* _WORK REQUIRED_:
Word for word, copy all the data and drop the pictures.

* _EXERCISE DATA_:
· · ·

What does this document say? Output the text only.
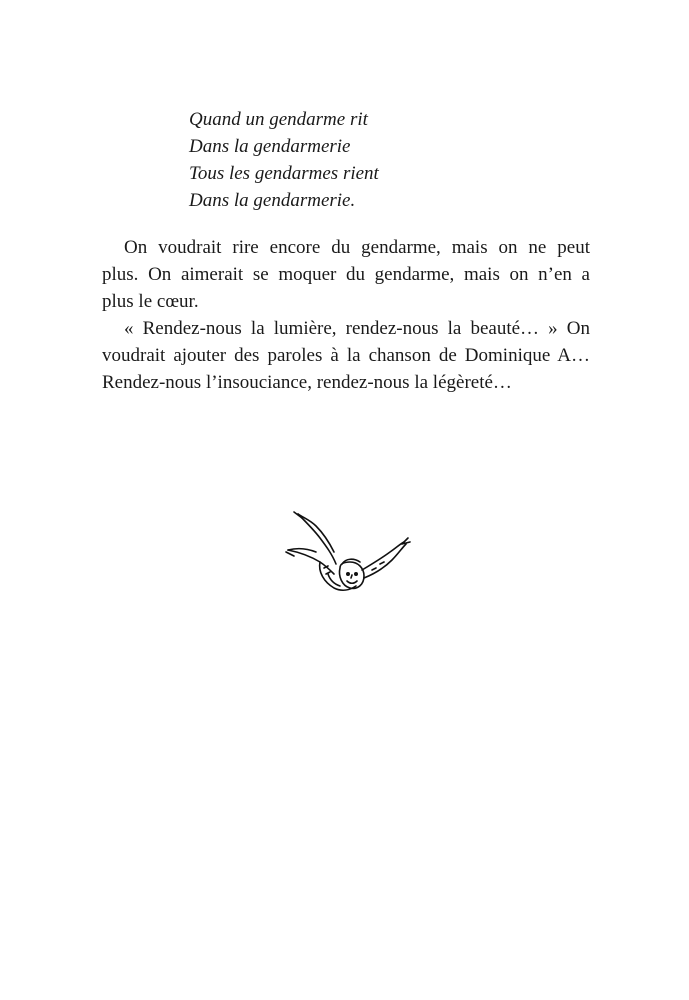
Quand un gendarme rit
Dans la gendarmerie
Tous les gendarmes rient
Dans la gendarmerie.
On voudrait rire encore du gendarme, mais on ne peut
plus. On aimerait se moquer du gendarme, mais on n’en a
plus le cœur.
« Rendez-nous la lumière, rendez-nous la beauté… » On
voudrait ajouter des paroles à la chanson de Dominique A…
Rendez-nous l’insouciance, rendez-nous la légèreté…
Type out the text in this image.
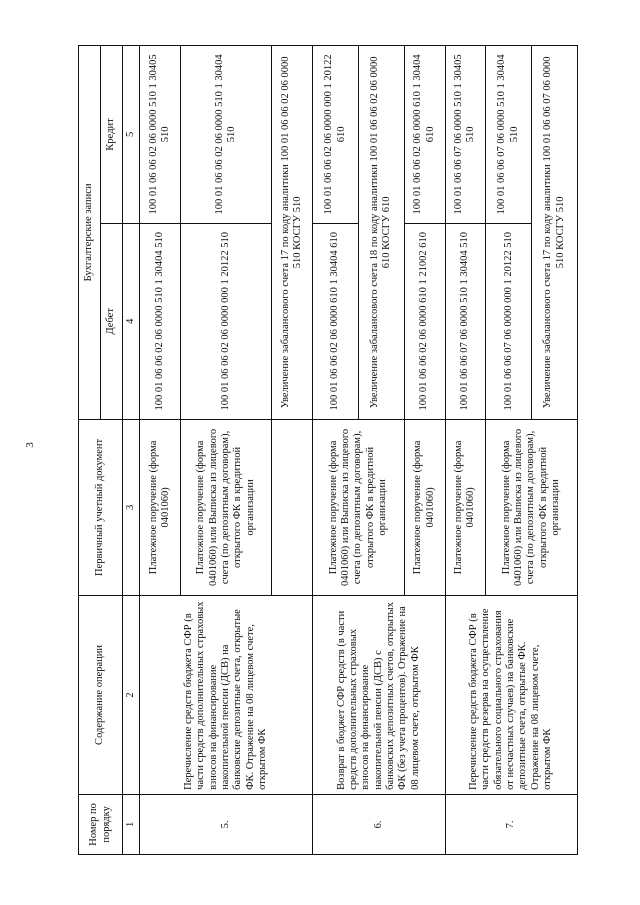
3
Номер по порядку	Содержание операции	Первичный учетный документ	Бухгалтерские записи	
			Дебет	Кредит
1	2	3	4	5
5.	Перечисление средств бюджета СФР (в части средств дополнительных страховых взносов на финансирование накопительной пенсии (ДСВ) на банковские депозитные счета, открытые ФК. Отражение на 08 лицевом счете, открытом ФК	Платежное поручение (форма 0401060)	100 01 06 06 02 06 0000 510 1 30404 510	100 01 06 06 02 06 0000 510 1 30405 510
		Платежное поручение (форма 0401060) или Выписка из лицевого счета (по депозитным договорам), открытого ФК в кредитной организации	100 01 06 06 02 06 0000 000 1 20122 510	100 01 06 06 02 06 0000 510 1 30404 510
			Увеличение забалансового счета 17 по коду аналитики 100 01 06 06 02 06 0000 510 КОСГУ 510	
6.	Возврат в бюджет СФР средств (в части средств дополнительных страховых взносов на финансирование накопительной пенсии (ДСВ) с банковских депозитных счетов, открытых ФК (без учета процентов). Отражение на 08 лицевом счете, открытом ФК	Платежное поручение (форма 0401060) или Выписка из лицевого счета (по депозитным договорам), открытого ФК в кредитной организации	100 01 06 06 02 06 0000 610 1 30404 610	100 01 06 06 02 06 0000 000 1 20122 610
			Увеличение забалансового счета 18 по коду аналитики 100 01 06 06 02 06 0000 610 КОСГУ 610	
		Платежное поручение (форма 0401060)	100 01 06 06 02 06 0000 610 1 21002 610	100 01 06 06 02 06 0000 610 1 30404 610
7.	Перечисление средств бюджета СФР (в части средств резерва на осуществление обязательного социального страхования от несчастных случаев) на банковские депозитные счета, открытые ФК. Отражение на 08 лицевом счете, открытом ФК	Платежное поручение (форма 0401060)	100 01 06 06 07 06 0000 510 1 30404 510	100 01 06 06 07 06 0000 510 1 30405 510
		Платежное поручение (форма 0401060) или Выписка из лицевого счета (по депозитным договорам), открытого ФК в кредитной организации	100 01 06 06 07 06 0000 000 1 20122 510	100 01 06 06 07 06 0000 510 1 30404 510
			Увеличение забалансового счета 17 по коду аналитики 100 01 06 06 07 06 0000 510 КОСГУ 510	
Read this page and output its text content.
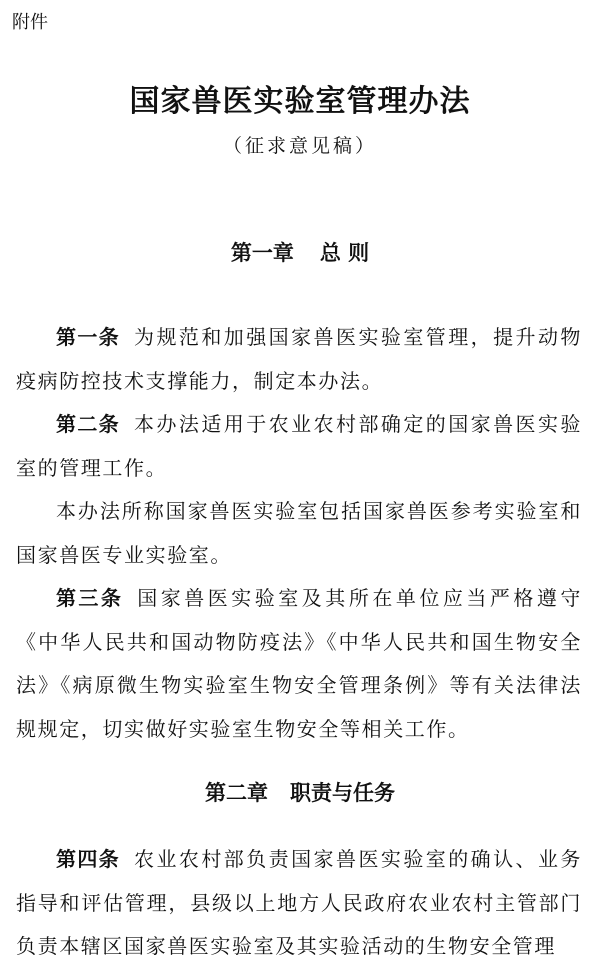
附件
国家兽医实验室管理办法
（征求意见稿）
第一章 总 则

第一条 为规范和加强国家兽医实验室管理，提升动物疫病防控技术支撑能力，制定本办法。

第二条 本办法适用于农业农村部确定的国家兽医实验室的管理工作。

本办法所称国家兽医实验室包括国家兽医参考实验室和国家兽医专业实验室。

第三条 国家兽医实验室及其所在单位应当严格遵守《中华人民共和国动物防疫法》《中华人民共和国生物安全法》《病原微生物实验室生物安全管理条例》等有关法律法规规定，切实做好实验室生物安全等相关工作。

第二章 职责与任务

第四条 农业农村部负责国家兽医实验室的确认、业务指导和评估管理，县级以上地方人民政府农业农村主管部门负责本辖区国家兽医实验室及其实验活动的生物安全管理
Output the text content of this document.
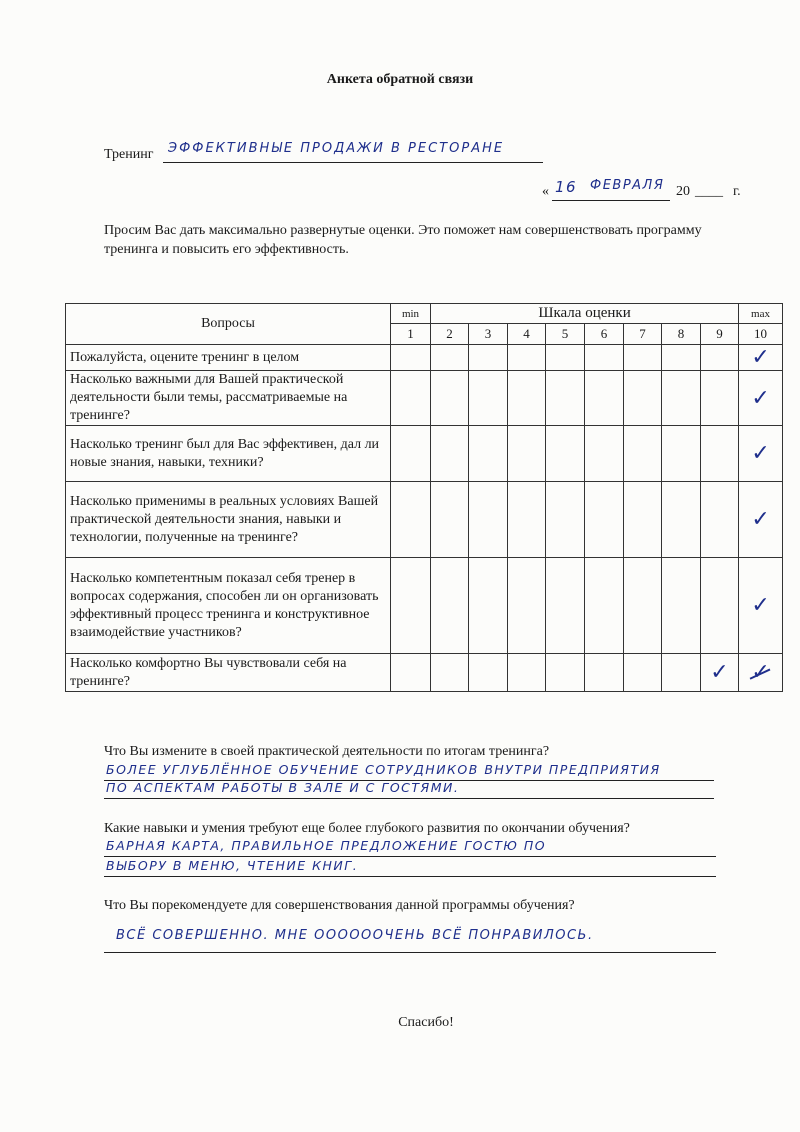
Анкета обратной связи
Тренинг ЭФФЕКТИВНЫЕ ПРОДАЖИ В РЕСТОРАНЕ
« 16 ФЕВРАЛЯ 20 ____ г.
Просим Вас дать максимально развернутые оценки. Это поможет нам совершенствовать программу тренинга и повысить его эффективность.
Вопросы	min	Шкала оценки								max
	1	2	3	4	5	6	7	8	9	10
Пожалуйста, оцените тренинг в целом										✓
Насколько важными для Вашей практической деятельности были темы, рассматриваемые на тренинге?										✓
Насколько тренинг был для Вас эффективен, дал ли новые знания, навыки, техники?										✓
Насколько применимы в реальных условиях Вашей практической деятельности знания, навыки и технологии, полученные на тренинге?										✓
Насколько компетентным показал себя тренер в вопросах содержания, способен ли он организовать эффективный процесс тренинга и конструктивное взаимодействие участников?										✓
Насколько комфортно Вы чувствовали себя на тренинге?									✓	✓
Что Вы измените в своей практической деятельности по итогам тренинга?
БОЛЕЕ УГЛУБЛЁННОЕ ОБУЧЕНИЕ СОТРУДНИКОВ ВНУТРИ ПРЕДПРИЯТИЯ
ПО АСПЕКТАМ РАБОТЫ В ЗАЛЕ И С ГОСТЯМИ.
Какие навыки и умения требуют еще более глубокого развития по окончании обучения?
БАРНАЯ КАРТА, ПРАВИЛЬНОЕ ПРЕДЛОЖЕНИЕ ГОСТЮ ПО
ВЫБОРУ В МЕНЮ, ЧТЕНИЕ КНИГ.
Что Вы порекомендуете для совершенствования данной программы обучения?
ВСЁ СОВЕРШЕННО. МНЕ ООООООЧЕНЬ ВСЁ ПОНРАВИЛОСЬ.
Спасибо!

· · ·

* _ANSWER FOR THIS EXERCISE_:
What does this document say? Output the text only.
Quand un gendarme rit
Dans la gendarmerie
Tous les gendarmes rient
Dans la gendarmerie.
On voudrait rire encore du gendarme, mais on ne peut
plus. On aimerait se moquer du gendarme, mais on n’en a
plus le cœur.
« Rendez-nous la lumière, rendez-nous la beauté… » On
voudrait ajouter des paroles à la chanson de Dominique A…
Rendez-nous l’insouciance, rendez-nous la légèreté…
Type out the text in this image.
3
Номер по порядку	Содержание операции	Первичный учетный документ	Бухгалтерские записи	
			Дебет	Кредит
1	2	3	4	5
5.	Перечисление средств бюджета СФР (в части средств дополнительных страховых взносов на финансирование накопительной пенсии (ДСВ) на банковские депозитные счета, открытые ФК. Отражение на 08 лицевом счете, открытом ФК	Платежное поручение (форма 0401060)	100 01 06 06 02 06 0000 510 1 30404 510	100 01 06 06 02 06 0000 510 1 30405 510
		Платежное поручение (форма 0401060) или Выписка из лицевого счета (по депозитным договорам), открытого ФК в кредитной организации	100 01 06 06 02 06 0000 000 1 20122 510	100 01 06 06 02 06 0000 510 1 30404 510
			Увеличение забалансового счета 17 по коду аналитики 100 01 06 06 02 06 0000 510 КОСГУ 510	
6.	Возврат в бюджет СФР средств (в части средств дополнительных страховых взносов на финансирование накопительной пенсии (ДСВ) с банковских депозитных счетов, открытых ФК (без учета процентов). Отражение на 08 лицевом счете, открытом ФК	Платежное поручение (форма 0401060) или Выписка из лицевого счета (по депозитным договорам), открытого ФК в кредитной организации	100 01 06 06 02 06 0000 610 1 30404 610	100 01 06 06 02 06 0000 000 1 20122 610
			Увеличение забалансового счета 18 по коду аналитики 100 01 06 06 02 06 0000 610 КОСГУ 610	
		Платежное поручение (форма 0401060)	100 01 06 06 02 06 0000 610 1 21002 610	100 01 06 06 02 06 0000 610 1 30404 610
7.	Перечисление средств бюджета СФР (в части средств резерва на осуществление обязательного социального страхования от несчастных случаев) на банковские депозитные счета, открытые ФК. Отражение на 08 лицевом счете, открытом ФК	Платежное поручение (форма 0401060)	100 01 06 06 07 06 0000 510 1 30404 510	100 01 06 06 07 06 0000 510 1 30405 510
		Платежное поручение (форма 0401060) или Выписка из лицевого счета (по депозитным договорам), открытого ФК в кредитной организации	100 01 06 06 07 06 0000 000 1 20122 510	100 01 06 06 07 06 0000 510 1 30404 510
			Увеличение забалансового счета 17 по коду аналитики 100 01 06 06 07 06 0000 510 КОСГУ 510	
Read this page and output its text content.
附件
国家兽医实验室管理办法
（征求意见稿）
第一章 总 则

第一条 为规范和加强国家兽医实验室管理，提升动物疫病防控技术支撑能力，制定本办法。

第二条 本办法适用于农业农村部确定的国家兽医实验室的管理工作。

本办法所称国家兽医实验室包括国家兽医参考实验室和国家兽医专业实验室。

第三条 国家兽医实验室及其所在单位应当严格遵守《中华人民共和国动物防疫法》《中华人民共和国生物安全法》《病原微生物实验室生物安全管理条例》等有关法律法规规定，切实做好实验室生物安全等相关工作。

第二章 职责与任务

第四条 农业农村部负责国家兽医实验室的确认、业务指导和评估管理，县级以上地方人民政府农业农村主管部门负责本辖区国家兽医实验室及其实验活动的生物安全管理
Output the text content of this document.
Анкета обратной связи
Тренинг ЭФФЕКТИВНЫЕ ПРОДАЖИ В РЕСТОРАНЕ
« 16 ФЕВРАЛЯ 20 ____ г.
Просим Вас дать максимально развернутые оценки. Это поможет нам совершенствовать программу тренинга и повысить его эффективность.
Вопросы	min	Шкала оценки								max
	1	2	3	4	5	6	7	8	9	10
Пожалуйста, оцените тренинг в целом										✓
Насколько важными для Вашей практической деятельности были темы, рассматриваемые на тренинге?										✓
Насколько тренинг был для Вас эффективен, дал ли новые знания, навыки, техники?										✓
Насколько применимы в реальных условиях Вашей практической деятельности знания, навыки и технологии, полученные на тренинге?										✓
Насколько компетентным показал себя тренер в вопросах содержания, способен ли он организовать эффективный процесс тренинга и конструктивное взаимодействие участников?										✓
Насколько комфортно Вы чувствовали себя на тренинге?									✓	✓
Что Вы измените в своей практической деятельности по итогам тренинга?
БОЛЕЕ УГЛУБЛЁННОЕ ОБУЧЕНИЕ СОТРУДНИКОВ ВНУТРИ ПРЕДПРИЯТИЯ
ПО АСПЕКТАМ РАБОТЫ В ЗАЛЕ И С ГОСТЯМИ.
Какие навыки и умения требуют еще более глубокого развития по окончании обучения?
БАРНАЯ КАРТА, ПРАВИЛЬНОЕ ПРЕДЛОЖЕНИЕ ГОСТЮ ПО
ВЫБОРУ В МЕНЮ, ЧТЕНИЕ КНИГ.
Что Вы порекомендуете для совершенствования данной программы обучения?
ВСЁ СОВЕРШЕННО. МНЕ ООООООЧЕНЬ ВСЁ ПОНРАВИЛОСЬ.
Спасибо!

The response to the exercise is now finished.